> Do this:
Return each entry exactly, with none missing.

> Source records:
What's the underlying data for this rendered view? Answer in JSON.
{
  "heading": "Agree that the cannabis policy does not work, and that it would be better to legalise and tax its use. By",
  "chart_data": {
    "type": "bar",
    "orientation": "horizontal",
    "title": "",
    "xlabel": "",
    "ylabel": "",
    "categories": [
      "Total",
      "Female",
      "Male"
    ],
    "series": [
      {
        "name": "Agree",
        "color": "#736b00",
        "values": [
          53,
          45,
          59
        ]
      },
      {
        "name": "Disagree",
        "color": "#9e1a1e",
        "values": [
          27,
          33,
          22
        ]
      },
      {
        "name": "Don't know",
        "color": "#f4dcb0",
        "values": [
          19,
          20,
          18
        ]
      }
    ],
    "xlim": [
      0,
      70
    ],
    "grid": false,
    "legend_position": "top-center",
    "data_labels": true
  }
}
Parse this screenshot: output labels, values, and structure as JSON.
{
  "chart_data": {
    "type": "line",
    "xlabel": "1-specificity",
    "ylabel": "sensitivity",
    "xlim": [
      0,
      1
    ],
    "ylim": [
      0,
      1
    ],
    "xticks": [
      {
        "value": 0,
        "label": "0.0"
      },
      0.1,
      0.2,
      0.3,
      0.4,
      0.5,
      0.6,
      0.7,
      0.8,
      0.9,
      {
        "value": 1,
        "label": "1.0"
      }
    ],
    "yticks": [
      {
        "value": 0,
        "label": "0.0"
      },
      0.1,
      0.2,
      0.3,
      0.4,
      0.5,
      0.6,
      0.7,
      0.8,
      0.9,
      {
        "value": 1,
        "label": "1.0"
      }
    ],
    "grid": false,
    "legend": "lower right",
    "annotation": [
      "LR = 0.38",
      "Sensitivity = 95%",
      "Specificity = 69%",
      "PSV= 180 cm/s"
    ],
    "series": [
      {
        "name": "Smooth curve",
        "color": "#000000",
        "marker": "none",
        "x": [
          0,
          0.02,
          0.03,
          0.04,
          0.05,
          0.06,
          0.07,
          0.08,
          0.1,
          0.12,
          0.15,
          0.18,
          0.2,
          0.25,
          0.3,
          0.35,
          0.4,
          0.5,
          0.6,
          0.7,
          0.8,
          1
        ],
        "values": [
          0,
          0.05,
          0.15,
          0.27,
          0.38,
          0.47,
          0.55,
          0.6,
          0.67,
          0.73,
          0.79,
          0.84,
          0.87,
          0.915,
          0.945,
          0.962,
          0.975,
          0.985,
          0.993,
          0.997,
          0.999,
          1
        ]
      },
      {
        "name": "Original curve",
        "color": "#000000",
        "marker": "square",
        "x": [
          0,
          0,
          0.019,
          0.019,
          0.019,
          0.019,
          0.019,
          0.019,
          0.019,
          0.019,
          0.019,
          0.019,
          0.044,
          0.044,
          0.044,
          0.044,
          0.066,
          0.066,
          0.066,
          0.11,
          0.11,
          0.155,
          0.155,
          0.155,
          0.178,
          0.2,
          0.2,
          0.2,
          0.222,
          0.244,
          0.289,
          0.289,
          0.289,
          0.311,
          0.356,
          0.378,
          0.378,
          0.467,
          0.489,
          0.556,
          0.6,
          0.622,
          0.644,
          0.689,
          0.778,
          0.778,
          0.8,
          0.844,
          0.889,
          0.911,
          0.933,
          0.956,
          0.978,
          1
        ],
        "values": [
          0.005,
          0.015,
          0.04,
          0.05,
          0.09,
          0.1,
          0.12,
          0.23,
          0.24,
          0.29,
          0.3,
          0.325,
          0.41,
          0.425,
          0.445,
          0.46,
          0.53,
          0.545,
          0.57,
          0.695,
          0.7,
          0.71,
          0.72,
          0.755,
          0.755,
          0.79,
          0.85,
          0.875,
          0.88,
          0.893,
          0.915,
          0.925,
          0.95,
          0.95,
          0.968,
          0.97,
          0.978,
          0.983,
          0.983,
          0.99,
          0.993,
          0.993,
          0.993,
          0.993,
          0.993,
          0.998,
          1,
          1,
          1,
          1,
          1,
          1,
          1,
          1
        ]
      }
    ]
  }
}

> Answer for the task:
What's the underlying data for this rendered view? Answer in JSON.
{
  "heading": "Agree that the cannabis policy does not work, and that it would be better to legalise and tax its use. By",
  "chart_data": {
    "type": "bar",
    "orientation": "horizontal",
    "title": "",
    "xlabel": "",
    "ylabel": "",
    "categories": [
      "Total",
      "Female",
      "Male"
    ],
    "series": [
      {
        "name": "Agree",
        "color": "#736b00",
        "values": [
          53,
          45,
          59
        ]
      },
      {
        "name": "Disagree",
        "color": "#9e1a1e",
        "values": [
          27,
          33,
          22
        ]
      },
      {
        "name": "Don't know",
        "color": "#f4dcb0",
        "values": [
          19,
          20,
          18
        ]
      }
    ],
    "xlim": [
      0,
      70
    ],
    "grid": false,
    "legend_position": "top-center",
    "data_labels": true
  }
}
Parse this screenshot: output labels, values, and structure as JSON.
{
  "chart_data": {
    "type": "line",
    "xlabel": "1-specificity",
    "ylabel": "sensitivity",
    "xlim": [
      0,
      1
    ],
    "ylim": [
      0,
      1
    ],
    "xticks": [
      {
        "value": 0,
        "label": "0.0"
      },
      0.1,
      0.2,
      0.3,
      0.4,
      0.5,
      0.6,
      0.7,
      0.8,
      0.9,
      {
        "value": 1,
        "label": "1.0"
      }
    ],
    "yticks": [
      {
        "value": 0,
        "label": "0.0"
      },
      0.1,
      0.2,
      0.3,
      0.4,
      0.5,
      0.6,
      0.7,
      0.8,
      0.9,
      {
        "value": 1,
        "label": "1.0"
      }
    ],
    "grid": false,
    "legend": "lower right",
    "annotation": [
      "LR = 0.38",
      "Sensitivity = 95%",
      "Specificity = 69%",
      "PSV= 180 cm/s"
    ],
    "series": [
      {
        "name": "Smooth curve",
        "color": "#000000",
        "marker": "none",
        "x": [
          0,
          0.02,
          0.03,
          0.04,
          0.05,
          0.06,
          0.07,
          0.08,
          0.1,
          0.12,
          0.15,
          0.18,
          0.2,
          0.25,
          0.3,
          0.35,
          0.4,
          0.5,
          0.6,
          0.7,
          0.8,
          1
        ],
        "values": [
          0,
          0.05,
          0.15,
          0.27,
          0.38,
          0.47,
          0.55,
          0.6,
          0.67,
          0.73,
          0.79,
          0.84,
          0.87,
          0.915,
          0.945,
          0.962,
          0.975,
          0.985,
          0.993,
          0.997,
          0.999,
          1
        ]
      },
      {
        "name": "Original curve",
        "color": "#000000",
        "marker": "square",
        "x": [
          0,
          0,
          0.019,
          0.019,
          0.019,
          0.019,
          0.019,
          0.019,
          0.019,
          0.019,
          0.019,
          0.019,
          0.044,
          0.044,
          0.044,
          0.044,
          0.066,
          0.066,
          0.066,
          0.11,
          0.11,
          0.155,
          0.155,
          0.155,
          0.178,
          0.2,
          0.2,
          0.2,
          0.222,
          0.244,
          0.289,
          0.289,
          0.289,
          0.311,
          0.356,
          0.378,
          0.378,
          0.467,
          0.489,
          0.556,
          0.6,
          0.622,
          0.644,
          0.689,
          0.778,
          0.778,
          0.8,
          0.844,
          0.889,
          0.911,
          0.933,
          0.956,
          0.978,
          1
        ],
        "values": [
          0.005,
          0.015,
          0.04,
          0.05,
          0.09,
          0.1,
          0.12,
          0.23,
          0.24,
          0.29,
          0.3,
          0.325,
          0.41,
          0.425,
          0.445,
          0.46,
          0.53,
          0.545,
          0.57,
          0.695,
          0.7,
          0.71,
          0.72,
          0.755,
          0.755,
          0.79,
          0.85,
          0.875,
          0.88,
          0.893,
          0.915,
          0.925,
          0.95,
          0.95,
          0.968,
          0.97,
          0.978,
          0.983,
          0.983,
          0.99,
          0.993,
          0.993,
          0.993,
          0.993,
          0.993,
          0.998,
          1,
          1,
          1,
          1,
          1,
          1,
          1,
          1
        ]
      }
    ]
  }
}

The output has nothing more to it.